Given problem ::
Write out every entry exactly as it appears.

═══ Information shown ═══

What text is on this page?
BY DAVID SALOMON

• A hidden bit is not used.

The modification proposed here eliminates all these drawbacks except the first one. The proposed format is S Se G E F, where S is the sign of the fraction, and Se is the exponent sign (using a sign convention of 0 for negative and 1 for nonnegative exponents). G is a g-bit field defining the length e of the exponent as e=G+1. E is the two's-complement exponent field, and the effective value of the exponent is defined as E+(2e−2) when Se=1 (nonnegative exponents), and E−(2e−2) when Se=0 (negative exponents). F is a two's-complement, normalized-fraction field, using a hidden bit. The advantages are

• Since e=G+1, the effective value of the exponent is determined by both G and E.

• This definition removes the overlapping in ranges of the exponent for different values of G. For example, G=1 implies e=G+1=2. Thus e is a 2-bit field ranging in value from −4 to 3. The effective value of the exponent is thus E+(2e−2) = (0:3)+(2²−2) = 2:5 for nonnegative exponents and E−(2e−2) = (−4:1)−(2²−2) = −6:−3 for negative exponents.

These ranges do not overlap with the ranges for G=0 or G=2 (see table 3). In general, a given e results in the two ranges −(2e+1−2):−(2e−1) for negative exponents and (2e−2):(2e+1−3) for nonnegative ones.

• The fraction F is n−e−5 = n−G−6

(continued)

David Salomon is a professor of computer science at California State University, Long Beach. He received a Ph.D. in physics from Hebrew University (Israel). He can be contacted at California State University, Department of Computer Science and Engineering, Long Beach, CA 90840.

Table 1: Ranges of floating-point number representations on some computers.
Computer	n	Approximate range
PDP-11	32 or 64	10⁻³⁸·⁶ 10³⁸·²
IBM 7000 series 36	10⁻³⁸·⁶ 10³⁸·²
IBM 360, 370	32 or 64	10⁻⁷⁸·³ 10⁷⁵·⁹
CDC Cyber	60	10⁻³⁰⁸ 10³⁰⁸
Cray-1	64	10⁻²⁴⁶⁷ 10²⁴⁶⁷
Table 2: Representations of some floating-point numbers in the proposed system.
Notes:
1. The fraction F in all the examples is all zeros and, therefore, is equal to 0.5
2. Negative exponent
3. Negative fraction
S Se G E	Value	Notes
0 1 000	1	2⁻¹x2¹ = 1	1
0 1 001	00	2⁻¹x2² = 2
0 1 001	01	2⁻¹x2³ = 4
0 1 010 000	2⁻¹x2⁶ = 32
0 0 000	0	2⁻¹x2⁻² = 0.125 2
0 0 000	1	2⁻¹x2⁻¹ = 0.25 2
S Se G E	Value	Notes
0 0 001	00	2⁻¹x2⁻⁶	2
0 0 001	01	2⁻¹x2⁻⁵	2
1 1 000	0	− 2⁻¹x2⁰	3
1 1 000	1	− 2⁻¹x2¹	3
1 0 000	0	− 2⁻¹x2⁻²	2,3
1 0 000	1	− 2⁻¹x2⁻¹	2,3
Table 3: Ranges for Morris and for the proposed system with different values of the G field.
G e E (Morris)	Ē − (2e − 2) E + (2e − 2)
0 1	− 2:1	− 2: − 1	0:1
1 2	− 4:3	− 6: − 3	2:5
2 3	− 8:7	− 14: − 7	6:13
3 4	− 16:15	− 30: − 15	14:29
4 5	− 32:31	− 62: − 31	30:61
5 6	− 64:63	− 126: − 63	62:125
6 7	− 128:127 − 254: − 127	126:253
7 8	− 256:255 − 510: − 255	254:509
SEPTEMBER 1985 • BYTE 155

═══

Result of this task ::
What text is on this page?
BY DAVID SALOMON

• A hidden bit is not used.

The modification proposed here eliminates all these drawbacks except the first one. The proposed format is S Se G E F, where S is the sign of the fraction, and Se is the exponent sign (using a sign convention of 0 for negative and 1 for nonnegative exponents). G is a g-bit field defining the length e of the exponent as e=G+1. E is the two's-complement exponent field, and the effective value of the exponent is defined as E+(2e−2) when Se=1 (nonnegative exponents), and E−(2e−2) when Se=0 (negative exponents). F is a two's-complement, normalized-fraction field, using a hidden bit. The advantages are

• Since e=G+1, the effective value of the exponent is determined by both G and E.

• This definition removes the overlapping in ranges of the exponent for different values of G. For example, G=1 implies e=G+1=2. Thus e is a 2-bit field ranging in value from −4 to 3. The effective value of the exponent is thus E+(2e−2) = (0:3)+(2²−2) = 2:5 for nonnegative exponents and E−(2e−2) = (−4:1)−(2²−2) = −6:−3 for negative exponents.

These ranges do not overlap with the ranges for G=0 or G=2 (see table 3). In general, a given e results in the two ranges −(2e+1−2):−(2e−1) for negative exponents and (2e−2):(2e+1−3) for nonnegative ones.

• The fraction F is n−e−5 = n−G−6

(continued)

David Salomon is a professor of computer science at California State University, Long Beach. He received a Ph.D. in physics from Hebrew University (Israel). He can be contacted at California State University, Department of Computer Science and Engineering, Long Beach, CA 90840.

Table 1: Ranges of floating-point number representations on some computers.
Computer	n	Approximate range
PDP-11	32 or 64	10⁻³⁸·⁶ 10³⁸·²
IBM 7000 series 36	10⁻³⁸·⁶ 10³⁸·²
IBM 360, 370	32 or 64	10⁻⁷⁸·³ 10⁷⁵·⁹
CDC Cyber	60	10⁻³⁰⁸ 10³⁰⁸
Cray-1	64	10⁻²⁴⁶⁷ 10²⁴⁶⁷
Table 2: Representations of some floating-point numbers in the proposed system.
Notes:
1. The fraction F in all the examples is all zeros and, therefore, is equal to 0.5
2. Negative exponent
3. Negative fraction
S Se G E	Value	Notes
0 1 000	1	2⁻¹x2¹ = 1	1
0 1 001	00	2⁻¹x2² = 2
0 1 001	01	2⁻¹x2³ = 4
0 1 010 000	2⁻¹x2⁶ = 32
0 0 000	0	2⁻¹x2⁻² = 0.125 2
0 0 000	1	2⁻¹x2⁻¹ = 0.25 2
S Se G E	Value	Notes
0 0 001	00	2⁻¹x2⁻⁶	2
0 0 001	01	2⁻¹x2⁻⁵	2
1 1 000	0	− 2⁻¹x2⁰	3
1 1 000	1	− 2⁻¹x2¹	3
1 0 000	0	− 2⁻¹x2⁻²	2,3
1 0 000	1	− 2⁻¹x2⁻¹	2,3
Table 3: Ranges for Morris and for the proposed system with different values of the G field.
G e E (Morris)	Ē − (2e − 2) E + (2e − 2)
0 1	− 2:1	− 2: − 1	0:1
1 2	− 4:3	− 6: − 3	2:5
2 3	− 8:7	− 14: − 7	6:13
3 4	− 16:15	− 30: − 15	14:29
4 5	− 32:31	− 62: − 31	30:61
5 6	− 64:63	− 126: − 63	62:125
6 7	− 128:127 − 254: − 127	126:253
7 8	− 256:255 − 510: − 255	254:509
SEPTEMBER 1985 • BYTE 155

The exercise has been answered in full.